Исходный отрывок:
═══

Шрифт:
Интервал:
Закладка:
Родные мамы были гражданами Турции, но имели арабское происхождение и изначально прибыли из Сирии. Когда она была ребенком, людей с арабскими корнями в Турции часто посылали на обязательную военную службу на курдских территориях, где конфликт был в стадии обострения. Дедушка, успешный продавец шин, и мамины старшие братья рассказывали истории, как в пятидесятые и шестидесятые годы вооруженные турецкие солдаты приходили и заявляли: «Мы поимеем всех ваших девиц. Мы вас убьем. Вы не настоящие мусульмане». В результате люди, проживающие в районах, прилегающих к арабо-турецкой границе, начали оказывать сопротивление. Они создали местные службы охраны правопорядка и следили за окрестностями, позволяя селиться там только христианам и людям, имеющим арабские корни.
Мама рассказала, что подростком влюбилась в турецкого полицейского. Они хотели пожениться, но братья сказали ей, что убьют ее, если она выйдет замуж за турка. Бабушка симпатизировала молодой паре, но братья были тверды: их сестра никогда не выйдет замуж за турка или суннита.
Мама отвергла предложение полицейского, но ее сердце было разбито, и она злилась на свою семью. «Я молилась, чтобы Господь забрал меня от них далеко-далеко, за семь морей», – рассказывала она. Отчасти именно по этой причине она уехала работать в Германию. Когда они с папой начали встречаться и решили пожениться, она не сообщила об этом родным. Она сказала им уже после свадьбы, потому что боялась того, что они могут сказать или сделать.
И мама была права: старая рана все еще давала о себе знать. Ее братья пришли в бешенство. Они запретили сестре выходить замуж за турка, а теперь она уехала и выходит замуж за человека, который даже не с их части мира, да еще, ко всему, суннит! Кое-кто из братьев даже угрожал, что убьет ее. Когда моя сестра Фатима из-за родовой травмы получила поражение мозга, братья предполагали самое худшее. «Вот увидишь, теперь он бросит тебя, потому что у тебя больной ребенок», – сказал маме один из них. Папа никуда уходить не собирался, но даже через год, когда родилась Ханнан, некоторые из моих дядьев с ним не разговаривали.

═══

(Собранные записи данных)
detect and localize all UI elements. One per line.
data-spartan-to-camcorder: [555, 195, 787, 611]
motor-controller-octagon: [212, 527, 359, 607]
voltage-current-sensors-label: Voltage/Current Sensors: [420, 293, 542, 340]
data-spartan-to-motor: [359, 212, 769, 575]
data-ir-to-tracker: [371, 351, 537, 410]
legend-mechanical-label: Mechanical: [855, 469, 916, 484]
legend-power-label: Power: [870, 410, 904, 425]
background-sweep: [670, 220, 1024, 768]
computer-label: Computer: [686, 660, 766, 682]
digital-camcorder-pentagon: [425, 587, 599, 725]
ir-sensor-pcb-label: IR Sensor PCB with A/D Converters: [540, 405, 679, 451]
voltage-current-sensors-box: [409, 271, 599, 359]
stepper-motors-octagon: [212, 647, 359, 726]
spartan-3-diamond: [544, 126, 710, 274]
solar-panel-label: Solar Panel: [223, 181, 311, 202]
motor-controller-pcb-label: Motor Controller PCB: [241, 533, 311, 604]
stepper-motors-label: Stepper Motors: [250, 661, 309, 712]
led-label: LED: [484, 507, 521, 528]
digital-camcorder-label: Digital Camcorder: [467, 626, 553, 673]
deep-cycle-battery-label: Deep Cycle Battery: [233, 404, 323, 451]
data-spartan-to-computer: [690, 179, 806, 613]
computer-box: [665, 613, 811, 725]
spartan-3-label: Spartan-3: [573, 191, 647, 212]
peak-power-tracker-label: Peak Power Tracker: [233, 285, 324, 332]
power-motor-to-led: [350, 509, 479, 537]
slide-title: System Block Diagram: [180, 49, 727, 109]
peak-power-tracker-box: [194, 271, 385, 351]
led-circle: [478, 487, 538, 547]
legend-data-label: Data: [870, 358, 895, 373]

═══

Порядок выполнения:
Выпишите дословно из отрывка о маминой семье часть, которая начинается со слов, содержащих «Мама рассказала, что», и заканчивается словами «турка или суннита.».

Ответ на задание:
Мама рассказала, что подростком влюбилась в турецкого полицейского. Они хотели пожениться, но братья сказали ей, что убьют ее, если она выйдет замуж за турка. Бабушка симпатизировала молодой паре, но братья были тверды: их сестра никогда не выйдет замуж за турка или суннита.